The request. Look for the string "觉像谁在干什么" and copy every line that has it.

┄┄┄┄┄┄

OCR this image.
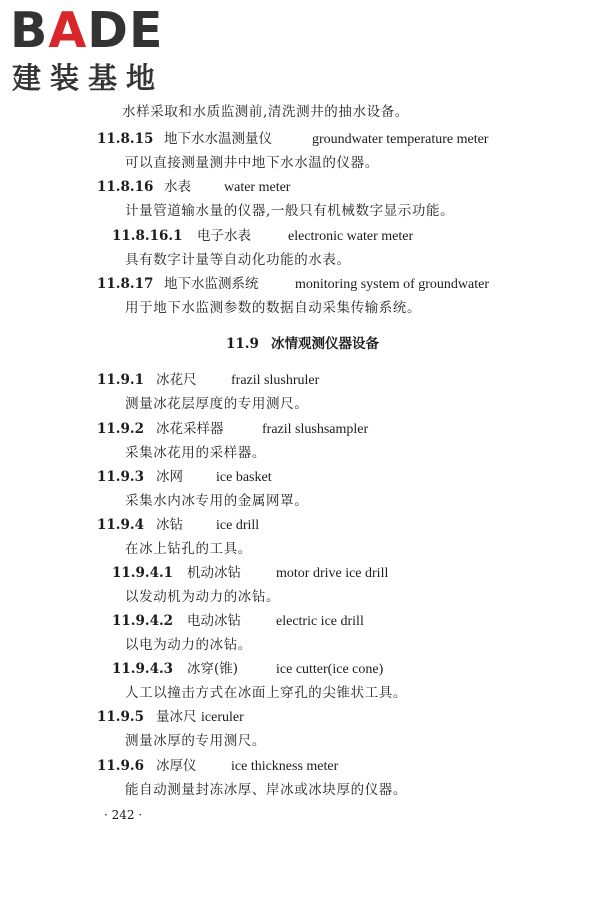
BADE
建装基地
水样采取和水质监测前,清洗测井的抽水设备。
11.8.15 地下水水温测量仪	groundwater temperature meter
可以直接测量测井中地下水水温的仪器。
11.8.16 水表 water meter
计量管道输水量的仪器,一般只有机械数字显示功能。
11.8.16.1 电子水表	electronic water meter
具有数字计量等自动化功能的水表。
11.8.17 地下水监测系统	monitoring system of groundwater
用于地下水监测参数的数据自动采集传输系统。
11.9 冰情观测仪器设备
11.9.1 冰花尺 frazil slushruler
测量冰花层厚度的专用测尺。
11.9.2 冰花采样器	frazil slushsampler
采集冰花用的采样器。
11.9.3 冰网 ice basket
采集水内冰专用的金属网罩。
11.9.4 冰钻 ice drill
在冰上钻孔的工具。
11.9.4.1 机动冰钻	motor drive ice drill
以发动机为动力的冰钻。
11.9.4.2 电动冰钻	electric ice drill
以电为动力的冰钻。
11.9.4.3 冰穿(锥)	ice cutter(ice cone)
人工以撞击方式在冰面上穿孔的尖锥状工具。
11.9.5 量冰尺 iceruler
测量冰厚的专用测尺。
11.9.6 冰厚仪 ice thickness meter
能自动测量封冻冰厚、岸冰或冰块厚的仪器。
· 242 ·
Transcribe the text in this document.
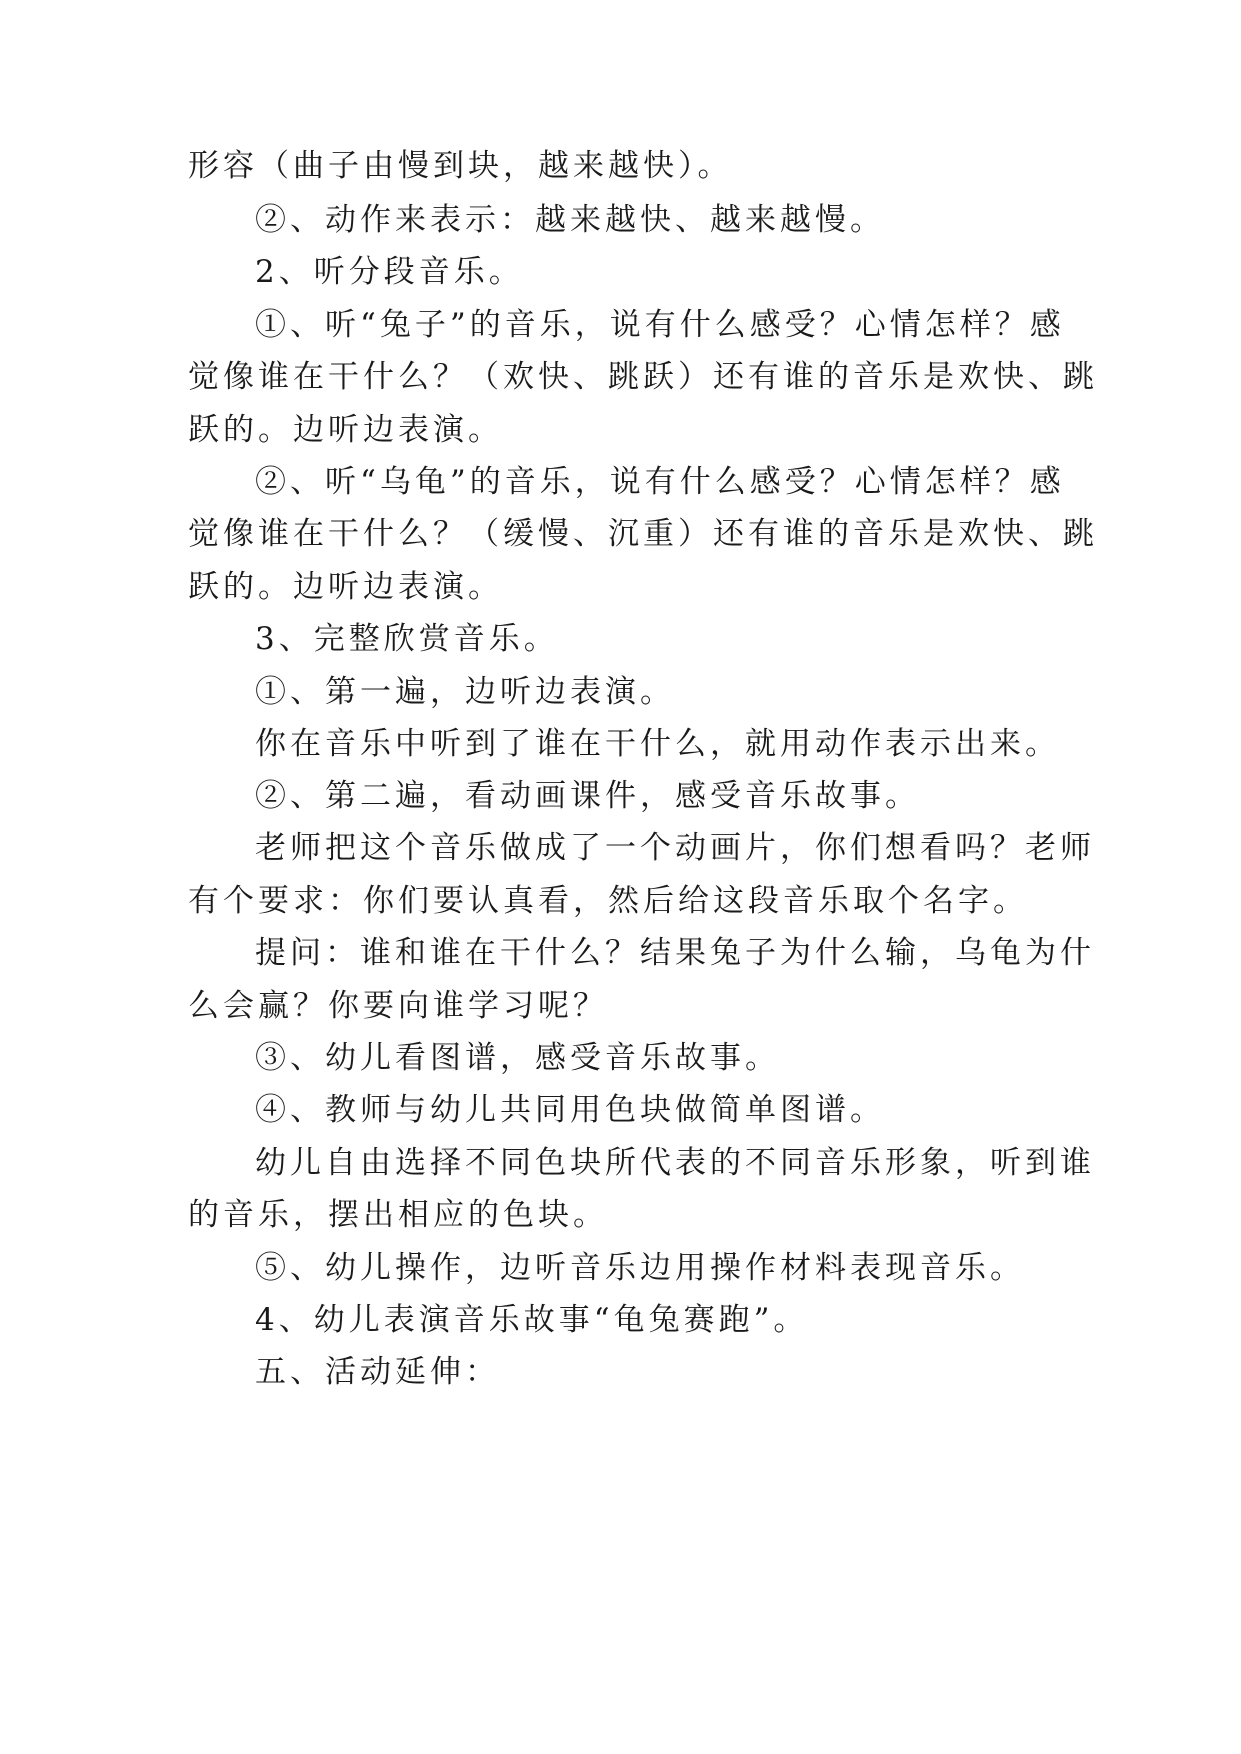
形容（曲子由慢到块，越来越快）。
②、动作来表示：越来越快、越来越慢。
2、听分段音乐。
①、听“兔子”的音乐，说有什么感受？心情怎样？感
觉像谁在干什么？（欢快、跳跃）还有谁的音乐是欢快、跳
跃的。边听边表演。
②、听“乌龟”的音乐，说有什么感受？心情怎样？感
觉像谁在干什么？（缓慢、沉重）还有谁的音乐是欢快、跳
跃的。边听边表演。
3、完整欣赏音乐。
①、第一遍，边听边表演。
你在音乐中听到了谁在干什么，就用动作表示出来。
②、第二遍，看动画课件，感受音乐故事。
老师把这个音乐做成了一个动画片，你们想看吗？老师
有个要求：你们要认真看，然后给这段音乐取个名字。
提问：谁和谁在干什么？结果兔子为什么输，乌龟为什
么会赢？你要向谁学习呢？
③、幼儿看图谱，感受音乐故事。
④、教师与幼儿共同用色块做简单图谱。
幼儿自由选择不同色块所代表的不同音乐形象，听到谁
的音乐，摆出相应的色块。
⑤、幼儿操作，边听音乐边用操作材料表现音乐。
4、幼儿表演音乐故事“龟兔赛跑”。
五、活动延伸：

┄┄┄┄┄┄

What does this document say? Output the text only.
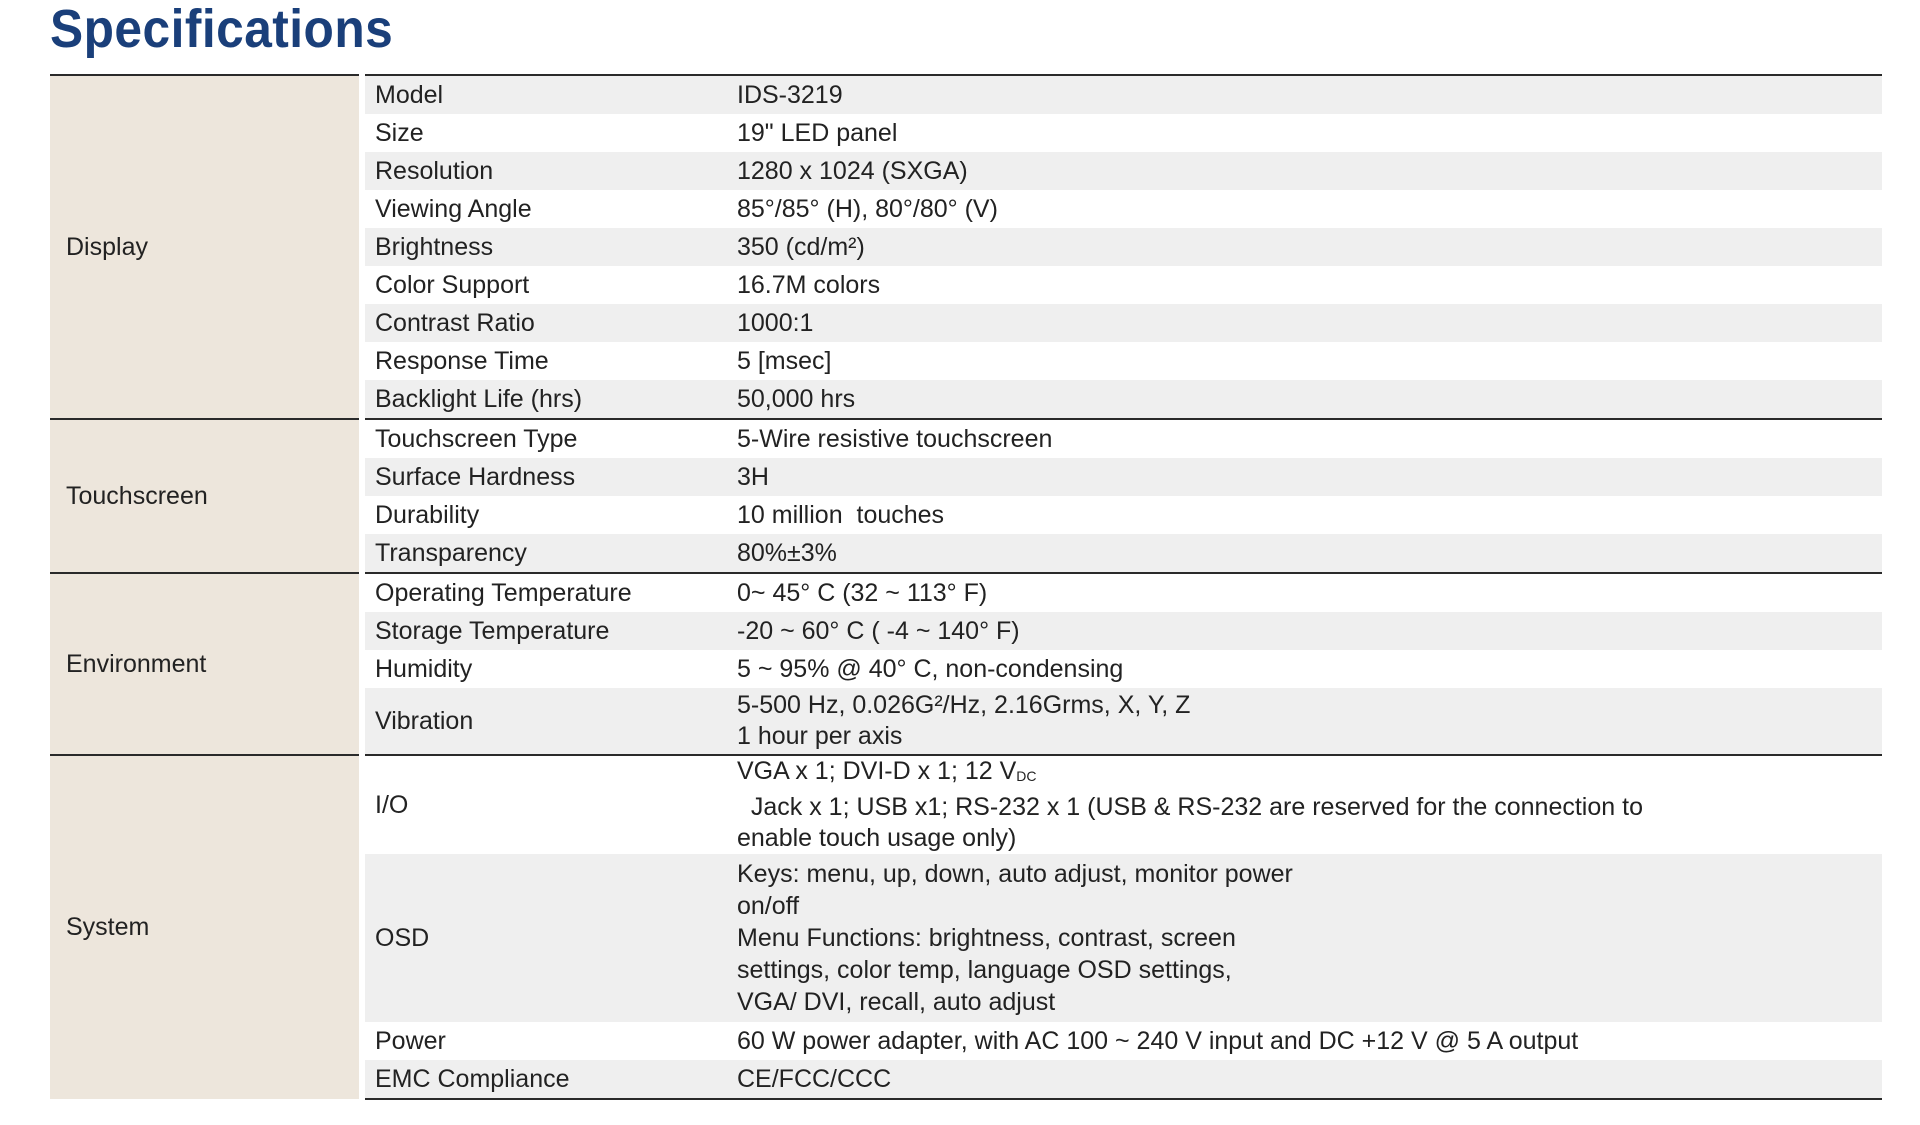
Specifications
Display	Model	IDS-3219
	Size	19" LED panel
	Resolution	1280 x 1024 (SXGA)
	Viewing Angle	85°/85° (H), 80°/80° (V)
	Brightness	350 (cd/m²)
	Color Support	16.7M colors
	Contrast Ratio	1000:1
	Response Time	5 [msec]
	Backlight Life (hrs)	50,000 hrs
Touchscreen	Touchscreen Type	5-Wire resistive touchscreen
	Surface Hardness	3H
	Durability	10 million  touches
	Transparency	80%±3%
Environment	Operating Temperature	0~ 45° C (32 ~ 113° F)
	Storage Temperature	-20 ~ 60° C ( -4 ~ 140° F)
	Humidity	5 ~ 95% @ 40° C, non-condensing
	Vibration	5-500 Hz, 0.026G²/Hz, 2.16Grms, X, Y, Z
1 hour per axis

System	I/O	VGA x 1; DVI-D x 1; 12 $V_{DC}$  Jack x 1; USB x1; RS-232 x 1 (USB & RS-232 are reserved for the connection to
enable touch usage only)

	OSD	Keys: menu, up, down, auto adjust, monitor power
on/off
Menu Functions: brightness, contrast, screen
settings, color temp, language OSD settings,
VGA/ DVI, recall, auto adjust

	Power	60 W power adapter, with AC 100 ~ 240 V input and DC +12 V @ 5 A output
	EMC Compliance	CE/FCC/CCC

┄┄┄┄┄┄

Solution.
觉像谁在干什么？（欢快、跳跃）还有谁的音乐是欢快、跳
觉像谁在干什么？（缓慢、沉重）还有谁的音乐是欢快、跳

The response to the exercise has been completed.